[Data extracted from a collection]
--*--
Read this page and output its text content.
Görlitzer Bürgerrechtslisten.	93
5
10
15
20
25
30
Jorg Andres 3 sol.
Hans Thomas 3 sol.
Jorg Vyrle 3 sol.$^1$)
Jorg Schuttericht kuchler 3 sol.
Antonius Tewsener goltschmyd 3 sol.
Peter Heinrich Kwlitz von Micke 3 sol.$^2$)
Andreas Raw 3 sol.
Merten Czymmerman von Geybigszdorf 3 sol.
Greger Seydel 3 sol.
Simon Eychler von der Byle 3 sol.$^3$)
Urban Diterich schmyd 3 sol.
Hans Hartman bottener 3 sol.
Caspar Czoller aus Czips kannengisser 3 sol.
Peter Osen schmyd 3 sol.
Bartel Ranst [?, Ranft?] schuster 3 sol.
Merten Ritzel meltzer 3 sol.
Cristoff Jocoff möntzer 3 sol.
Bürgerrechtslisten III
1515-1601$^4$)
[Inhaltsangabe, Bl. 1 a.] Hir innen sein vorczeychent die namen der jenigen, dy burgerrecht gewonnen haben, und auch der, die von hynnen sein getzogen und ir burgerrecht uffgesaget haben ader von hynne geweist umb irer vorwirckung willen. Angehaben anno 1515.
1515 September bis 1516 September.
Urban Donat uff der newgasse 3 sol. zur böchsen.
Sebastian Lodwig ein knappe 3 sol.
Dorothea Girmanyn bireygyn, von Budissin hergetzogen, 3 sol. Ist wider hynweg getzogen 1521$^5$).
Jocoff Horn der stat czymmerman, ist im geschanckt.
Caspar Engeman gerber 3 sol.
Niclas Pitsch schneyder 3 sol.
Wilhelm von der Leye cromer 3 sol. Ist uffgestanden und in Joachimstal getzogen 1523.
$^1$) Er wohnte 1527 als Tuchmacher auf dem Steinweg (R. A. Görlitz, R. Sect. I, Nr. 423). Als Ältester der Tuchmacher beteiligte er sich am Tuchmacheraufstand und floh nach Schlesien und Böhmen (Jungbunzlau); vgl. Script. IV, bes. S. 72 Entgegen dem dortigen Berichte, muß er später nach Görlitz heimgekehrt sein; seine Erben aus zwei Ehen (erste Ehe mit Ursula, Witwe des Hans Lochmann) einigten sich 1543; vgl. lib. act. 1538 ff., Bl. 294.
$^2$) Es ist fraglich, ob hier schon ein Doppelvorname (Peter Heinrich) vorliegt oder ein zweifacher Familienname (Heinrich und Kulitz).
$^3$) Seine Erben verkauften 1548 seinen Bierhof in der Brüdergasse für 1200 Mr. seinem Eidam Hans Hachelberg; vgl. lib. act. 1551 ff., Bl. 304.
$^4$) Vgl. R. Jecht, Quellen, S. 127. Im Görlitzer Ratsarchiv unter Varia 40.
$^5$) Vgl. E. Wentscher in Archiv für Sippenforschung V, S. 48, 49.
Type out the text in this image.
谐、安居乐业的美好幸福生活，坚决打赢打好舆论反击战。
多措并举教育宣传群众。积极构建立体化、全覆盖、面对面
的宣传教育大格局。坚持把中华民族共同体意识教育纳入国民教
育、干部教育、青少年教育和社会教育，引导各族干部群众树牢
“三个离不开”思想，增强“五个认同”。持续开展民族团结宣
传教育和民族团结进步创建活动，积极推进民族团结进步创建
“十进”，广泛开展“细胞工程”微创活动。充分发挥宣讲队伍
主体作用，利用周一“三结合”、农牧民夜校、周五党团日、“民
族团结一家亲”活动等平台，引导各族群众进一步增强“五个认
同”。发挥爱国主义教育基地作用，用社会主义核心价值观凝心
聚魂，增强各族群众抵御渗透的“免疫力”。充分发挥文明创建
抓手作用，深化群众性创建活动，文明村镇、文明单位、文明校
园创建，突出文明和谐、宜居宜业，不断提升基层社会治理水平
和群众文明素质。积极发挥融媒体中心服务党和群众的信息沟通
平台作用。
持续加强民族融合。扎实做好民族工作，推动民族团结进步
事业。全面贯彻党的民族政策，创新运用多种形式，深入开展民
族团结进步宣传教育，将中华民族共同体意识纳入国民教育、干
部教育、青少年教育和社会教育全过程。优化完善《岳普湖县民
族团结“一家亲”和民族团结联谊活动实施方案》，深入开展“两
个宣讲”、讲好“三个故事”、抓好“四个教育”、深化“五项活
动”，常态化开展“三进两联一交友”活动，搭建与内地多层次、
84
--*--
Repeat the line that contains "Type out the text in this image.", then every line after it until the records end, with nothing added.

* EXERCISE RESPONSE
Type out the text in this image.
谐、安居乐业的美好幸福生活，坚决打赢打好舆论反击战。
多措并举教育宣传群众。积极构建立体化、全覆盖、面对面
的宣传教育大格局。坚持把中华民族共同体意识教育纳入国民教
育、干部教育、青少年教育和社会教育，引导各族干部群众树牢
“三个离不开”思想，增强“五个认同”。持续开展民族团结宣
传教育和民族团结进步创建活动，积极推进民族团结进步创建
“十进”，广泛开展“细胞工程”微创活动。充分发挥宣讲队伍
主体作用，利用周一“三结合”、农牧民夜校、周五党团日、“民
族团结一家亲”活动等平台，引导各族群众进一步增强“五个认
同”。发挥爱国主义教育基地作用，用社会主义核心价值观凝心
聚魂，增强各族群众抵御渗透的“免疫力”。充分发挥文明创建
抓手作用，深化群众性创建活动，文明村镇、文明单位、文明校
园创建，突出文明和谐、宜居宜业，不断提升基层社会治理水平
和群众文明素质。积极发挥融媒体中心服务党和群众的信息沟通
平台作用。
持续加强民族融合。扎实做好民族工作，推动民族团结进步
事业。全面贯彻党的民族政策，创新运用多种形式，深入开展民
族团结进步宣传教育，将中华民族共同体意识纳入国民教育、干
部教育、青少年教育和社会教育全过程。优化完善《岳普湖县民
族团结“一家亲”和民族团结联谊活动实施方案》，深入开展“两
个宣讲”、讲好“三个故事”、抓好“四个教育”、深化“五项活
动”，常态化开展“三进两联一交友”活动，搭建与内地多层次、
84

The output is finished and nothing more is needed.